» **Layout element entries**
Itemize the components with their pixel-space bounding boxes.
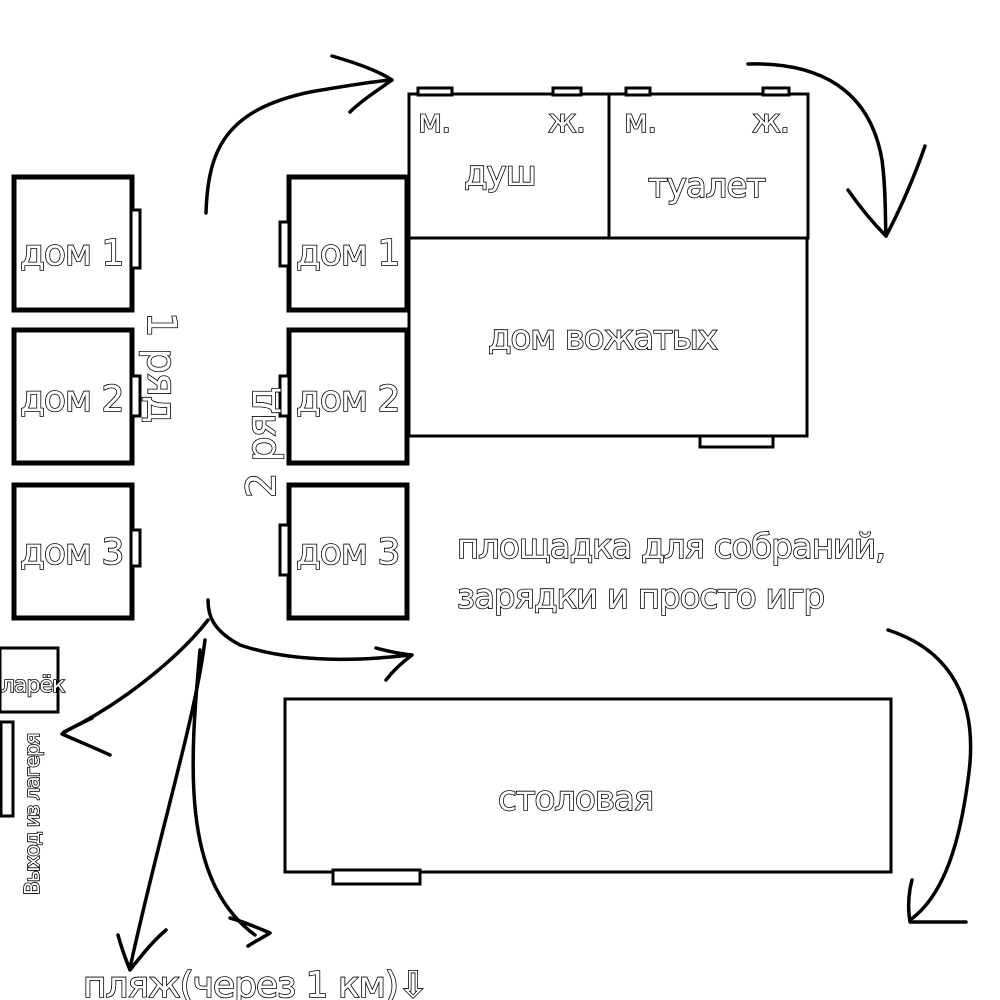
toilet-women-door [761,86,791,97]
arrow-to-square-head [374,646,414,682]
canteen-door [331,868,422,886]
canteen [283,697,893,874]
house-3-row-1-door [129,528,142,568]
house-2-row-1 [11,327,135,466]
shower-women-door [551,86,583,97]
counselors-house-label: дом вожатых [488,318,718,358]
house-1-row-2-door [278,220,291,268]
house-1-row-1-door [129,208,142,270]
toilet-women-label: ж. [752,102,789,140]
arrow-to-exit [62,618,210,734]
arrow-to-beach-right [191,648,257,937]
square-label-line-2: зарядки и просто игр [457,577,824,617]
house-3-row-2-label: дом 3 [296,532,399,573]
house-1-row-2-label: дом 1 [296,233,399,274]
shower-label: душ [464,154,536,194]
house-2-row-2 [286,327,410,466]
arrow-to-beach-left-head [116,928,168,972]
house-2-row-2-door [278,374,291,418]
arrow-to-showers [204,78,392,215]
arrow-top-right-head [846,144,927,238]
counselors-house-door [698,434,775,449]
house-2-row-1-label: дом 2 [20,379,123,420]
shower-women-label: ж. [548,102,585,140]
row-1-label: 1 ряд [138,312,184,422]
house-2-row-1-door [129,374,142,418]
canteen-label: столовая [498,779,653,819]
camp-exit-label: Выход из лагеря [20,734,44,895]
arrow-to-beach-left [128,638,207,970]
beach-label: пляж(через 1 км)⇩ [83,965,427,1000]
arrow-to-exit-head [60,716,112,757]
house-3-row-2-door [278,523,291,577]
house-3-row-1-label: дом 3 [20,532,123,573]
square-label-line-1: площадка для собраний, [457,527,885,567]
arrow-to-square [206,598,412,662]
row-2-label: 2 ряд [239,388,285,498]
shower-men-door [416,86,454,97]
arrow-top-right [746,62,888,238]
route-arrows [60,54,973,972]
toilet-men-label: м. [624,102,656,140]
arrow-to-beach-right-head [228,916,272,948]
shower-men-label: м. [418,102,450,140]
arrow-to-showers-head [330,54,394,114]
toilet-men-door [624,86,652,97]
house-3-row-2 [286,482,410,621]
house-2-row-2-label: дом 2 [296,379,399,420]
house-1-row-2 [286,174,410,313]
kiosk-label: ларёк [1,673,65,698]
kiosk [0,646,60,714]
camp-exit [0,720,15,818]
house-1-row-1-label: дом 1 [20,233,123,274]
toilet-label: туалет [648,166,765,206]
house-1-row-1 [11,174,135,313]
counselors-house [407,236,809,438]
arrow-to-canteen-head [906,878,968,924]
arrow-to-canteen [886,628,973,922]
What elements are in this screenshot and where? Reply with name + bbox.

» **EXERCISE GOAL**
Change every "canteen" in the records above to "dining-hall" and write the records out again with everything else unchanged, omitting the pictures.

» **FULL ANSWER**
Itemize the components with their pixel-space bounding boxes.
toilet-women-door [761,86,791,97]
arrow-to-square-head [374,646,414,682]
dining-hall-door [331,868,422,886]
dining-hall [283,697,893,874]
house-3-row-1-door [129,528,142,568]
house-2-row-1 [11,327,135,466]
shower-women-door [551,86,583,97]
counselors-house-label: дом вожатых [488,318,718,358]
house-1-row-2-door [278,220,291,268]
house-1-row-1-door [129,208,142,270]
toilet-women-label: ж. [752,102,789,140]
arrow-to-exit [62,618,210,734]
arrow-to-beach-right [191,648,257,937]
square-label-line-2: зарядки и просто игр [457,577,824,617]
house-3-row-2-label: дом 3 [296,532,399,573]
house-1-row-2-label: дом 1 [296,233,399,274]
shower-label: душ [464,154,536,194]
house-2-row-2 [286,327,410,466]
arrow-to-beach-left-head [116,928,168,972]
house-2-row-2-door [278,374,291,418]
arrow-to-showers [204,78,392,215]
arrow-top-right-head [846,144,927,238]
counselors-house-door [698,434,775,449]
house-2-row-1-label: дом 2 [20,379,123,420]
shower-women-label: ж. [548,102,585,140]
row-1-label: 1 ряд [138,312,184,422]
house-2-row-1-door [129,374,142,418]
dining-hall-label: столовая [498,779,653,819]
camp-exit-label: Выход из лагеря [20,734,44,895]
arrow-to-beach-left [128,638,207,970]
beach-label: пляж(через 1 км)⇩ [83,965,427,1000]
arrow-to-exit-head [60,716,112,757]
house-3-row-2-door [278,523,291,577]
house-3-row-1-label: дом 3 [20,532,123,573]
square-label-line-1: площадка для собраний, [457,527,885,567]
arrow-to-square [206,598,412,662]
row-2-label: 2 ряд [239,388,285,498]
shower-men-door [416,86,454,97]
arrow-top-right [746,62,888,238]
route-arrows [60,54,973,972]
toilet-men-label: м. [624,102,656,140]
arrow-to-beach-right-head [228,916,272,948]
shower-men-label: м. [418,102,450,140]
arrow-to-showers-head [330,54,394,114]
toilet-men-door [624,86,652,97]
house-3-row-2 [286,482,410,621]
house-2-row-2-label: дом 2 [296,379,399,420]
house-1-row-2 [286,174,410,313]
kiosk-label: ларёк [1,673,65,698]
kiosk [0,646,60,714]
camp-exit [0,720,15,818]
house-1-row-1-label: дом 1 [20,233,123,274]
toilet-label: туалет [648,166,765,206]
house-1-row-1 [11,174,135,313]
counselors-house [407,236,809,438]
arrow-to-dining-hall-head [906,878,968,924]
arrow-to-dining-hall [886,628,973,922]
What elements are in this screenshot and where? Reply with name + bbox.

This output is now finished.